» **Material for the task**:
+ + +

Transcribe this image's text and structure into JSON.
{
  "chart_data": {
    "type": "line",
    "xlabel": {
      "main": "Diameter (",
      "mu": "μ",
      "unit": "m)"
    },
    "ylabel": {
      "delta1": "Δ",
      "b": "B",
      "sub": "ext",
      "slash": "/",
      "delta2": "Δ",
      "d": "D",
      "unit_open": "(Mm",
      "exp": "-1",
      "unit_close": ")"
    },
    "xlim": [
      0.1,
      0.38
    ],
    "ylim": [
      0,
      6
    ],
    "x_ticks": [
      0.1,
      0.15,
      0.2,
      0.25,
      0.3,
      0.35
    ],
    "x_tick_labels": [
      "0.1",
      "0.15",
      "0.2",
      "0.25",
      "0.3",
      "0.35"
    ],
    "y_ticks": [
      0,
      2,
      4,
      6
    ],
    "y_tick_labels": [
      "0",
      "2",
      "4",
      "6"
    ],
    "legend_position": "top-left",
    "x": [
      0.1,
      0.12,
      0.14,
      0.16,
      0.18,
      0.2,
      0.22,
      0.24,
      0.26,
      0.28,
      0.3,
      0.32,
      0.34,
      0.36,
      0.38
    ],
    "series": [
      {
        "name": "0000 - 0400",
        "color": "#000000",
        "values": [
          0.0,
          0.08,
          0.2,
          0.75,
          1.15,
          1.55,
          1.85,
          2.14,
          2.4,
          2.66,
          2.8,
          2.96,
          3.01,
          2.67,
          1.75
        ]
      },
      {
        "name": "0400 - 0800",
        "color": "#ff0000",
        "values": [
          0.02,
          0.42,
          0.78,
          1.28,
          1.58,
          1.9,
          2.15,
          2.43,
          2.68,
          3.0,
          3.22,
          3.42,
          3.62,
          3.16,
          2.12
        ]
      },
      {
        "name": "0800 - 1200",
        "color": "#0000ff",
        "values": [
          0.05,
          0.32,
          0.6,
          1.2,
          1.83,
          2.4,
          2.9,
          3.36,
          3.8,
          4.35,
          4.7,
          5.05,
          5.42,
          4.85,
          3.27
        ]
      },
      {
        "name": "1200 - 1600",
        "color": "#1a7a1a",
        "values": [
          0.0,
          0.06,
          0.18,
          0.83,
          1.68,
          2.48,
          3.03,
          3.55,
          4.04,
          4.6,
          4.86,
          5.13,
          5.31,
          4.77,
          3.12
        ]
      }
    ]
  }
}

+ + +

» **Aim**:
Each line of the material above must be retyped precisely.

» **Response**:
Transcribe this image's text and structure into JSON.
{
  "chart_data": {
    "type": "line",
    "xlabel": {
      "main": "Diameter (",
      "mu": "μ",
      "unit": "m)"
    },
    "ylabel": {
      "delta1": "Δ",
      "b": "B",
      "sub": "ext",
      "slash": "/",
      "delta2": "Δ",
      "d": "D",
      "unit_open": "(Mm",
      "exp": "-1",
      "unit_close": ")"
    },
    "xlim": [
      0.1,
      0.38
    ],
    "ylim": [
      0,
      6
    ],
    "x_ticks": [
      0.1,
      0.15,
      0.2,
      0.25,
      0.3,
      0.35
    ],
    "x_tick_labels": [
      "0.1",
      "0.15",
      "0.2",
      "0.25",
      "0.3",
      "0.35"
    ],
    "y_ticks": [
      0,
      2,
      4,
      6
    ],
    "y_tick_labels": [
      "0",
      "2",
      "4",
      "6"
    ],
    "legend_position": "top-left",
    "x": [
      0.1,
      0.12,
      0.14,
      0.16,
      0.18,
      0.2,
      0.22,
      0.24,
      0.26,
      0.28,
      0.3,
      0.32,
      0.34,
      0.36,
      0.38
    ],
    "series": [
      {
        "name": "0000 - 0400",
        "color": "#000000",
        "values": [
          0.0,
          0.08,
          0.2,
          0.75,
          1.15,
          1.55,
          1.85,
          2.14,
          2.4,
          2.66,
          2.8,
          2.96,
          3.01,
          2.67,
          1.75
        ]
      },
      {
        "name": "0400 - 0800",
        "color": "#ff0000",
        "values": [
          0.02,
          0.42,
          0.78,
          1.28,
          1.58,
          1.9,
          2.15,
          2.43,
          2.68,
          3.0,
          3.22,
          3.42,
          3.62,
          3.16,
          2.12
        ]
      },
      {
        "name": "0800 - 1200",
        "color": "#0000ff",
        "values": [
          0.05,
          0.32,
          0.6,
          1.2,
          1.83,
          2.4,
          2.9,
          3.36,
          3.8,
          4.35,
          4.7,
          5.05,
          5.42,
          4.85,
          3.27
        ]
      },
      {
        "name": "1200 - 1600",
        "color": "#1a7a1a",
        "values": [
          0.0,
          0.06,
          0.18,
          0.83,
          1.68,
          2.48,
          3.03,
          3.55,
          4.04,
          4.6,
          4.86,
          5.13,
          5.31,
          4.77,
          3.12
        ]
      }
    ]
  }
}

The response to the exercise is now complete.